= TASK DETAILS =
Exclude the pictures and retype the entries as written.

Figure record extracts:
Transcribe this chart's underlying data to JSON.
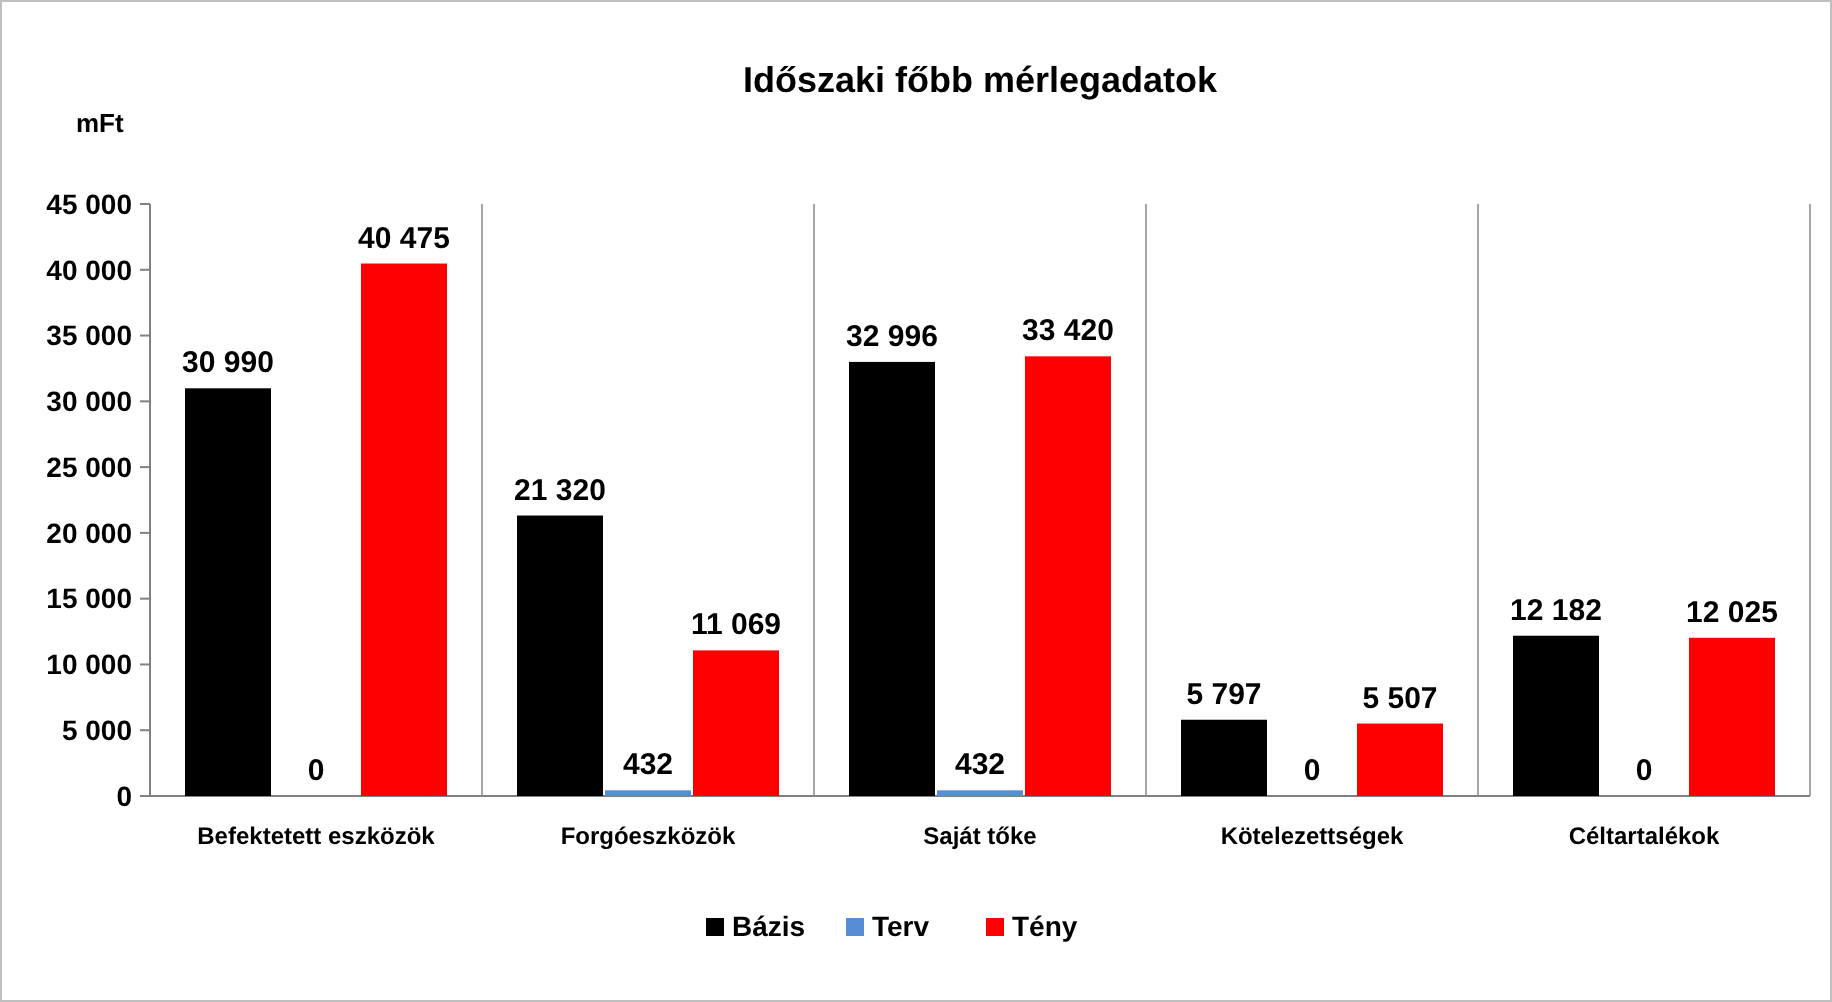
{
  "chart_data": {
    "type": "bar",
    "title": "Időszaki főbb mérlegadatok",
    "ylabel": "mFt",
    "categories": [
      "Befektetett eszközök",
      "Forgóeszközök",
      "Saját tőke",
      "Kötelezettségek",
      "Céltartalékok"
    ],
    "series": [
      {
        "name": "Bázis",
        "color": "#000000",
        "values": [
          30990,
          21320,
          32996,
          5797,
          12182
        ],
        "value_labels": [
          "30 990",
          "21 320",
          "32 996",
          "5 797",
          "12 182"
        ]
      },
      {
        "name": "Terv",
        "color": "#558ed5",
        "values": [
          0,
          432,
          432,
          0,
          0
        ],
        "value_labels": [
          "0",
          "432",
          "432",
          "0",
          "0"
        ]
      },
      {
        "name": "Tény",
        "color": "#ff0000",
        "values": [
          40475,
          11069,
          33420,
          5507,
          12025
        ],
        "value_labels": [
          "40 475",
          "11 069",
          "33 420",
          "5 507",
          "12 025"
        ]
      }
    ],
    "ylim": [
      0,
      45000
    ],
    "yticks": [
      {
        "value": 0,
        "label": "0"
      },
      {
        "value": 5000,
        "label": "5 000"
      },
      {
        "value": 10000,
        "label": "10 000"
      },
      {
        "value": 15000,
        "label": "15 000"
      },
      {
        "value": 20000,
        "label": "20 000"
      },
      {
        "value": 25000,
        "label": "25 000"
      },
      {
        "value": 30000,
        "label": "30 000"
      },
      {
        "value": 35000,
        "label": "35 000"
      },
      {
        "value": 40000,
        "label": "40 000"
      },
      {
        "value": 45000,
        "label": "45 000"
      }
    ],
    "grid": "x",
    "legend": "bottom"
  }
}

= OUTPUT FOR THIS TASK =
Transcribe this chart's underlying data to JSON.
{
  "chart_data": {
    "type": "bar",
    "title": "Időszaki főbb mérlegadatok",
    "ylabel": "mFt",
    "categories": [
      "Befektetett eszközök",
      "Forgóeszközök",
      "Saját tőke",
      "Kötelezettségek",
      "Céltartalékok"
    ],
    "series": [
      {
        "name": "Bázis",
        "color": "#000000",
        "values": [
          30990,
          21320,
          32996,
          5797,
          12182
        ],
        "value_labels": [
          "30 990",
          "21 320",
          "32 996",
          "5 797",
          "12 182"
        ]
      },
      {
        "name": "Terv",
        "color": "#558ed5",
        "values": [
          0,
          432,
          432,
          0,
          0
        ],
        "value_labels": [
          "0",
          "432",
          "432",
          "0",
          "0"
        ]
      },
      {
        "name": "Tény",
        "color": "#ff0000",
        "values": [
          40475,
          11069,
          33420,
          5507,
          12025
        ],
        "value_labels": [
          "40 475",
          "11 069",
          "33 420",
          "5 507",
          "12 025"
        ]
      }
    ],
    "ylim": [
      0,
      45000
    ],
    "yticks": [
      {
        "value": 0,
        "label": "0"
      },
      {
        "value": 5000,
        "label": "5 000"
      },
      {
        "value": 10000,
        "label": "10 000"
      },
      {
        "value": 15000,
        "label": "15 000"
      },
      {
        "value": 20000,
        "label": "20 000"
      },
      {
        "value": 25000,
        "label": "25 000"
      },
      {
        "value": 30000,
        "label": "30 000"
      },
      {
        "value": 35000,
        "label": "35 000"
      },
      {
        "value": 40000,
        "label": "40 000"
      },
      {
        "value": 45000,
        "label": "45 000"
      }
    ],
    "grid": "x",
    "legend": "bottom"
  }
}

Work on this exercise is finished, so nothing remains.